WRITTEN PROBLEM 1:
Which databases does the Cloacina documentation say the library uses for state management?

Crate cloacina

Expand description

§Cloacina: Embedded Pipeline Framework for Rust

Cloacina is a library for building resilient task pipelines directly within your Rust applications. Unlike standalone orchestration services (Airflow, Prefect), Cloacina embeds into your existing applications to manage complex multi-step workflows with automatic retry, state persistence, and dependency resolution.

§What Cloacina Is

Embedded Framework: Integrates directly into your Rust applications
Resilient Execution: Automatic retries, failure recovery, and state persistence
Type-Safe Workflows: Compile-time validation of task dependencies and data flow
Database-Backed: Uses PostgreSQL or SQLite for reliable state management
Multi-Tenant Ready: PostgreSQL schema-based isolation for complete tenant separation
Async-First: Built on tokio for high-performance concurrent execution
Content-Versioned: Automatic workflow versioning based on task code and structure

§What Cloacina Is Not

Standalone Service: Not a separate process you deploy and manage
Distributed Scheduler: Doesn’t coordinate tasks across multiple machines
Web Platform: No built-in UI or REST API (though you can build one)
Cron Replacement: Use proper schedulers for time-based triggering
Message Queue: Not designed for high-throughput message processing
State Machine: Focuses on task execution rather than state transitions

§Perfect For

Data Processing Applications: ETL pipelines within your data services
Background Job Processing: Complex multi-step jobs in web applications
Batch Processing: Resilient batch operations with dependency management
Integration Workflows: Multi-step API integrations with error recovery
Report Generation: Multi-step report creation with data dependencies
Data Migration: Complex data transformation and loading operations

§Quick Start Tutorial

§Your First Task

Define a task using the #[task] macro:

use cloacina::*;

#[task(
    id = "process_data",
    dependencies = []
)]
async fn process_data(context: &mut Context<serde_json::Value>) -> Result<(), TaskError> {
    // Your business logic here
    context.insert("processed", serde_json::json!(true))?;
    println!("Data processed successfully!");
    Ok(())
}

§Building a Workflow

Create workflows with the workflow! macro:

use cloacina::*;

#[task(id = "extract", dependencies = [])]
async fn extract_data(ctx: &mut Context<serde_json::Value>) -> Result<(), TaskError> {
    ctx.insert("raw_data", serde_json::json!({"users": [1, 2, 3]}))?;
    Ok(())
}

#[task(id = "transform", dependencies = ["extract"])]
async fn transform_data(ctx: &mut Context<serde_json::Value>) -> Result<(), TaskError> {
    if let Some(data) = ctx.get("raw_data") {
        ctx.insert("transformed_data", serde_json::json!({"processed": data}))?;
    }
    Ok(())
}

#[task(id = "load", dependencies = ["transform"])]
async fn load_data(ctx: &mut Context<serde_json::Value>) -> Result<(), TaskError> {
    println!("Loading data to warehouse...");
    Ok(())

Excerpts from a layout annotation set
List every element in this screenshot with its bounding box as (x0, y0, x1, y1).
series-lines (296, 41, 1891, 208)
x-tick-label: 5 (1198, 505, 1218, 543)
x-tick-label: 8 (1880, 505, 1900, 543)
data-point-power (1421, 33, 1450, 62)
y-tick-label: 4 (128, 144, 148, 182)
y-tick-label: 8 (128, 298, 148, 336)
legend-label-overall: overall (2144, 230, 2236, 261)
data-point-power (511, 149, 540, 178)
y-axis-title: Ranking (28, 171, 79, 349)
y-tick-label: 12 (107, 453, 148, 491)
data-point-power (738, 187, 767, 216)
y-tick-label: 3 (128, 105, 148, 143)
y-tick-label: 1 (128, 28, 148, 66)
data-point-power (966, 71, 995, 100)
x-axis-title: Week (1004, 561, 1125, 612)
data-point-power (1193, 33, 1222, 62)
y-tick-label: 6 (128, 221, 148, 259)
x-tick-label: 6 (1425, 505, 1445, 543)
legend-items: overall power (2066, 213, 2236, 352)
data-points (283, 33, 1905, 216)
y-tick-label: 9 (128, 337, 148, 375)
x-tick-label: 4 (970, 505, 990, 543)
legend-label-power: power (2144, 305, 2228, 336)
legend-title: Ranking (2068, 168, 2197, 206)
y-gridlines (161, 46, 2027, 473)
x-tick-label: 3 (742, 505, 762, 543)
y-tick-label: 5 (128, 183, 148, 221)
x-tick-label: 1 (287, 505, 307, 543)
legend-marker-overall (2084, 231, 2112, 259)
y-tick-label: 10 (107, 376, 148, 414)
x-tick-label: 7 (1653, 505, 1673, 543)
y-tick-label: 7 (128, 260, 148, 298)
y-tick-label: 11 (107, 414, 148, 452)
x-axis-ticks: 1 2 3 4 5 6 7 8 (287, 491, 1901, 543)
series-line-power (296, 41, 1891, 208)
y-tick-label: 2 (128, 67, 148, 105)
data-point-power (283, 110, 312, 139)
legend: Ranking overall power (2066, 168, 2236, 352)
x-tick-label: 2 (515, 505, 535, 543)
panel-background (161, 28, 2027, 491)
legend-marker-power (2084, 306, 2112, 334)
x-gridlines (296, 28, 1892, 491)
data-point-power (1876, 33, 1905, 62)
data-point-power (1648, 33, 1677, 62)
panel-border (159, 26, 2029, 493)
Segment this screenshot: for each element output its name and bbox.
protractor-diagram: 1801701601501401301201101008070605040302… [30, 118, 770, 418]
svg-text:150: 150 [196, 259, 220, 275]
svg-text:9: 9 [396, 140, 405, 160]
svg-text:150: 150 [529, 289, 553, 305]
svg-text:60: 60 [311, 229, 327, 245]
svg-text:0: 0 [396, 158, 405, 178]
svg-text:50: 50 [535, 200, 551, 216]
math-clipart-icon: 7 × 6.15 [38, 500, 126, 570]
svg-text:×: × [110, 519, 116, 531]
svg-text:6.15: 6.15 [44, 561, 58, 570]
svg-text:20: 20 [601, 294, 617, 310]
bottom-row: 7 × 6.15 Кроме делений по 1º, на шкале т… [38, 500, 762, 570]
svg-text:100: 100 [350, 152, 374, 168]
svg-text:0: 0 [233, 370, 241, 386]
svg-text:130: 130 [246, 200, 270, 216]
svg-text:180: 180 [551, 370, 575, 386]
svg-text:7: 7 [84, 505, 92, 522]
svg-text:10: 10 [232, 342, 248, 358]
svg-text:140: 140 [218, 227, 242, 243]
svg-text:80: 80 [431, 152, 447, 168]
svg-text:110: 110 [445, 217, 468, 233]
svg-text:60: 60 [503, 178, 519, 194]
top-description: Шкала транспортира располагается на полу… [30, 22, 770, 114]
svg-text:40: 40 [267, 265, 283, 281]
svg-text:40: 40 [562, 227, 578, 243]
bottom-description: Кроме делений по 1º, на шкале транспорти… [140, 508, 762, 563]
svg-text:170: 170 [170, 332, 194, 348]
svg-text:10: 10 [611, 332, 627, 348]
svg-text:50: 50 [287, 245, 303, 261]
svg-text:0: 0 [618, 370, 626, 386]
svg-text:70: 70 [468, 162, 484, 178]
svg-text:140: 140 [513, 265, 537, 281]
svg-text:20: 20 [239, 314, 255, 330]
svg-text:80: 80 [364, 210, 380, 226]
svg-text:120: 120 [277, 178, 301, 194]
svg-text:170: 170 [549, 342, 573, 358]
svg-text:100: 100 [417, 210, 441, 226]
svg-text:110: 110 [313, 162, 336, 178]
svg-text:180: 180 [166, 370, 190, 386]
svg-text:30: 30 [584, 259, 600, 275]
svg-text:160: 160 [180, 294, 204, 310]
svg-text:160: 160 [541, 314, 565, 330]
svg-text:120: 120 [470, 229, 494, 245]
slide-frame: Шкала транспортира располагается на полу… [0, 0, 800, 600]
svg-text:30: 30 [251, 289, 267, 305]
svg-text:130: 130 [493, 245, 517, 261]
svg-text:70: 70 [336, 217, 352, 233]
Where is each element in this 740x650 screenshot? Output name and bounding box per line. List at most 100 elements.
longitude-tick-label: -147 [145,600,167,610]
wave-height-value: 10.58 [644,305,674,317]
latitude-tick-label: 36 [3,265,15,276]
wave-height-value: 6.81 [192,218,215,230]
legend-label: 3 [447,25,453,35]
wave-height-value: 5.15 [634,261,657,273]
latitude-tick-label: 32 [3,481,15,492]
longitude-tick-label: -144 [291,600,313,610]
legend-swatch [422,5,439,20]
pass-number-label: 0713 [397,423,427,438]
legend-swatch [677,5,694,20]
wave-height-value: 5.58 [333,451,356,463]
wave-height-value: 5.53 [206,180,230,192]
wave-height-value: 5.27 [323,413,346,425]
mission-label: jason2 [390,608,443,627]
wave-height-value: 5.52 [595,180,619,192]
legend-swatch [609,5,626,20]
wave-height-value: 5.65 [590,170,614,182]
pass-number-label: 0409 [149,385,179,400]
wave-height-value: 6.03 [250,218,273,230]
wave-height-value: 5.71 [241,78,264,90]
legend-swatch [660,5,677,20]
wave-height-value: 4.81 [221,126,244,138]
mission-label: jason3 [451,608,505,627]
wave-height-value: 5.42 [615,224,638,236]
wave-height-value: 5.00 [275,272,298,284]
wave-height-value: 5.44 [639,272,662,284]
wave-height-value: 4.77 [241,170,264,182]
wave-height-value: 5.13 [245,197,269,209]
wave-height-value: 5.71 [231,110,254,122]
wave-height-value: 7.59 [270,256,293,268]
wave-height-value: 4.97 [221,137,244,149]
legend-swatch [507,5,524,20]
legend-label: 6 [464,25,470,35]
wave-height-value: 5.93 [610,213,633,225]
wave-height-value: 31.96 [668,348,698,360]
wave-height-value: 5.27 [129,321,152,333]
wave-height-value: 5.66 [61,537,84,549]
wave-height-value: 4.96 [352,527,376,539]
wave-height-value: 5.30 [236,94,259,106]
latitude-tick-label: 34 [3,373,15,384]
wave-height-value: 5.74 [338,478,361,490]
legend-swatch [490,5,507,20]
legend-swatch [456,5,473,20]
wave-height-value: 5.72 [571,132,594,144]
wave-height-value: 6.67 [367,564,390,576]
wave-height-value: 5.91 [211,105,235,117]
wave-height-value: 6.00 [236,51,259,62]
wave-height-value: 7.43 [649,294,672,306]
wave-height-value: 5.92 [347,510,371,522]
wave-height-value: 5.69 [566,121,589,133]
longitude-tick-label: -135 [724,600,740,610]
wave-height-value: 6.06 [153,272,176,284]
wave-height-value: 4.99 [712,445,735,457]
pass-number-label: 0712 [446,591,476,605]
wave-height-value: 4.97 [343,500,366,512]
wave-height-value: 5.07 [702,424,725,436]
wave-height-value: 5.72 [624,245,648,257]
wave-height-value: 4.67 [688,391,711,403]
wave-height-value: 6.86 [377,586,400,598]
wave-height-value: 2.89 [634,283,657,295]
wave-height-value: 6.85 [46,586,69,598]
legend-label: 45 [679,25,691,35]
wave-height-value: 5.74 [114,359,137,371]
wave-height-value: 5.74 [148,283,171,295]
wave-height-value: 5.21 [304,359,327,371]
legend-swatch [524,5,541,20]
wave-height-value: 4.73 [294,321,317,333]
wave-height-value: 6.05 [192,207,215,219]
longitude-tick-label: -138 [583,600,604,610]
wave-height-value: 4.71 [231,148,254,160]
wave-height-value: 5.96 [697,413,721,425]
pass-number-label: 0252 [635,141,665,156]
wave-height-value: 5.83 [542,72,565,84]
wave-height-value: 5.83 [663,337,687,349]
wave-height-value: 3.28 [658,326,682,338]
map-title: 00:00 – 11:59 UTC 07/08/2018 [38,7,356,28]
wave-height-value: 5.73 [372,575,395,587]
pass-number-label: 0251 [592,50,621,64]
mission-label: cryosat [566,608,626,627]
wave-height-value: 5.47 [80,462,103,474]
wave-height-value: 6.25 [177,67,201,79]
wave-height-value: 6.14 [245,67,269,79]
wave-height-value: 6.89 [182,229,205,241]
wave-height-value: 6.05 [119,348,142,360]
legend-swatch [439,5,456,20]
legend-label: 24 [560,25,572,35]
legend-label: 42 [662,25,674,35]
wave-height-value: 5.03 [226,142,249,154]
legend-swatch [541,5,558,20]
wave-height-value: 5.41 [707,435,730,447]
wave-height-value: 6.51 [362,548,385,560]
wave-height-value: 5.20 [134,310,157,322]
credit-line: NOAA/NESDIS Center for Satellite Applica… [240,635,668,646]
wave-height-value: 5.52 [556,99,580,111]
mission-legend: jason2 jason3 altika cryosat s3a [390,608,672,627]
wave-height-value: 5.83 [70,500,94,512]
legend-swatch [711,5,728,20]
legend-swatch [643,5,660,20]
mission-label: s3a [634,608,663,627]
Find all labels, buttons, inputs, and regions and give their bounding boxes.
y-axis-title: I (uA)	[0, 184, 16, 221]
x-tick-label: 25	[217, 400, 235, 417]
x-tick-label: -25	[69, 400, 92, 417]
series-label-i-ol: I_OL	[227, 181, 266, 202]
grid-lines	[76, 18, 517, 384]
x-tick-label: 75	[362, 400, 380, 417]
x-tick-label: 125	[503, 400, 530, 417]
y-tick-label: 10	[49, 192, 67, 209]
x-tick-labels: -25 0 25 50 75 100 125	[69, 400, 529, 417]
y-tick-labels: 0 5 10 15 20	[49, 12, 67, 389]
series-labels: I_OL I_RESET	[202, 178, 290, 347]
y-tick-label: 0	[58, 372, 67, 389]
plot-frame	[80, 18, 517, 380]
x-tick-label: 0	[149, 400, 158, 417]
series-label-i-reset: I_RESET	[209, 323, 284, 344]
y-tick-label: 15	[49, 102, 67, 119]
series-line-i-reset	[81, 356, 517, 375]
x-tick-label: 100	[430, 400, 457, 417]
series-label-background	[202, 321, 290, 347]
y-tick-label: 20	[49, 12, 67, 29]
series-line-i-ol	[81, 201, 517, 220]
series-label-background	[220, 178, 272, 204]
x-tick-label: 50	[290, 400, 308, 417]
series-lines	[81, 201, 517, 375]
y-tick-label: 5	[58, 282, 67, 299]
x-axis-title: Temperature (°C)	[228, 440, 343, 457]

WRITTEN PROBLEM 2:
Copy the entries exactly, from their first line through the line containing "y-tick-label: 3 (128, 105, 148, 143)".

TASK RESULT 1:
PostgreSQL or SQLite.

TASK RESULT 2:
List every element in this screenshot with its bounding box as (x0, y0, x1, y1).
series-lines (296, 41, 1891, 208)
x-tick-label: 5 (1198, 505, 1218, 543)
x-tick-label: 8 (1880, 505, 1900, 543)
data-point-power (1421, 33, 1450, 62)
y-tick-label: 4 (128, 144, 148, 182)
y-tick-label: 8 (128, 298, 148, 336)
legend-label-overall: overall (2144, 230, 2236, 261)
data-point-power (511, 149, 540, 178)
y-axis-title: Ranking (28, 171, 79, 349)
y-tick-label: 12 (107, 453, 148, 491)
data-point-power (738, 187, 767, 216)
y-tick-label: 3 (128, 105, 148, 143)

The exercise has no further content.